**Task inputs:**
◆ ◆ ◆ ◆ ◆ ◆ ◆
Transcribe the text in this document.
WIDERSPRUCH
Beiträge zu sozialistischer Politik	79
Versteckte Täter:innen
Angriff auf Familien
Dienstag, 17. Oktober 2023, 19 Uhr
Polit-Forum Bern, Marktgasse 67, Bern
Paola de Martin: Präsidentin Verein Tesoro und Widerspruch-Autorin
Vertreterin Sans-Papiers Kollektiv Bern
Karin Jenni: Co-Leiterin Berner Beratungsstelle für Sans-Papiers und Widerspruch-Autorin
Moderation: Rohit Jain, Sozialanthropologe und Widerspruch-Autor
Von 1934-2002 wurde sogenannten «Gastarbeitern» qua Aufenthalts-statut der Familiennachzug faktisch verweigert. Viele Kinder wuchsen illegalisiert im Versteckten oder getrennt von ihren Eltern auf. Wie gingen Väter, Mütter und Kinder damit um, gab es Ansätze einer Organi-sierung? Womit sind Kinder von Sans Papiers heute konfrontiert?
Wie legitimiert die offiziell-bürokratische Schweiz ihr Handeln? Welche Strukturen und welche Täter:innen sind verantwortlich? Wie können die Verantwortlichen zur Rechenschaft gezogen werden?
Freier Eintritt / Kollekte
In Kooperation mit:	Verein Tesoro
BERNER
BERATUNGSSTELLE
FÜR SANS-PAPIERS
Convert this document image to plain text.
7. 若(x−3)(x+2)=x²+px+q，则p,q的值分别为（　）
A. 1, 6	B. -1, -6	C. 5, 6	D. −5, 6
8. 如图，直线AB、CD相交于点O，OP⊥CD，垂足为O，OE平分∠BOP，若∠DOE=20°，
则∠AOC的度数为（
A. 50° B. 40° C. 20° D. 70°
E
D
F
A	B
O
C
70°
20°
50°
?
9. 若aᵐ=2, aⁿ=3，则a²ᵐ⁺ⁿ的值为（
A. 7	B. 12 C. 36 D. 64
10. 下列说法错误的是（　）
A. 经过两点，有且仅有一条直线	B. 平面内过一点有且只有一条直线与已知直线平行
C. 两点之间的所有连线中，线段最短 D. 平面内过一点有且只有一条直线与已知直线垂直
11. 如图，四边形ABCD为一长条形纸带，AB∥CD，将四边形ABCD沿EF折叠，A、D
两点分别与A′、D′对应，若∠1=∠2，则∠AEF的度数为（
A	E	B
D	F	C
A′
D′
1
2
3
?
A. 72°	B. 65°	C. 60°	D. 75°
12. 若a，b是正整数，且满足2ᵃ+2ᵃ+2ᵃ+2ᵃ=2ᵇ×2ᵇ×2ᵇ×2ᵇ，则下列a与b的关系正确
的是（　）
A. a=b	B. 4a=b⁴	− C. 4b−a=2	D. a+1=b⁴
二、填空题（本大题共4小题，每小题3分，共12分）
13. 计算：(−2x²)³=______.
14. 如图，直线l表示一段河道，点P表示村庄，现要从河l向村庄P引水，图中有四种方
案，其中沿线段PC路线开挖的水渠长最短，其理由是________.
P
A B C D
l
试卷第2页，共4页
◆ ◆ ◆ ◆ ◆ ◆ ◆
**Goal:**
Take the line that contains "Convert this document image to plain text." and every line after it through the end of the listing above, and repeat them exactly.

**Solution for this problem:**
Convert this document image to plain text.
7. 若(x−3)(x+2)=x²+px+q，则p,q的值分别为（　）
A. 1, 6	B. -1, -6	C. 5, 6	D. −5, 6
8. 如图，直线AB、CD相交于点O，OP⊥CD，垂足为O，OE平分∠BOP，若∠DOE=20°，
则∠AOC的度数为（
A. 50° B. 40° C. 20° D. 70°
E
D
F
A	B
O
C
70°
20°
50°
?
9. 若aᵐ=2, aⁿ=3，则a²ᵐ⁺ⁿ的值为（
A. 7	B. 12 C. 36 D. 64
10. 下列说法错误的是（　）
A. 经过两点，有且仅有一条直线	B. 平面内过一点有且只有一条直线与已知直线平行
C. 两点之间的所有连线中，线段最短 D. 平面内过一点有且只有一条直线与已知直线垂直
11. 如图，四边形ABCD为一长条形纸带，AB∥CD，将四边形ABCD沿EF折叠，A、D
两点分别与A′、D′对应，若∠1=∠2，则∠AEF的度数为（
A	E	B
D	F	C
A′
D′
1
2
3
?
A. 72°	B. 65°	C. 60°	D. 75°
12. 若a，b是正整数，且满足2ᵃ+2ᵃ+2ᵃ+2ᵃ=2ᵇ×2ᵇ×2ᵇ×2ᵇ，则下列a与b的关系正确
的是（　）
A. a=b	B. 4a=b⁴	− C. 4b−a=2	D. a+1=b⁴
二、填空题（本大题共4小题，每小题3分，共12分）
13. 计算：(−2x²)³=______.
14. 如图，直线l表示一段河道，点P表示村庄，现要从河l向村庄P引水，图中有四种方
案，其中沿线段PC路线开挖的水渠长最短，其理由是________.
P
A B C D
l
试卷第2页，共4页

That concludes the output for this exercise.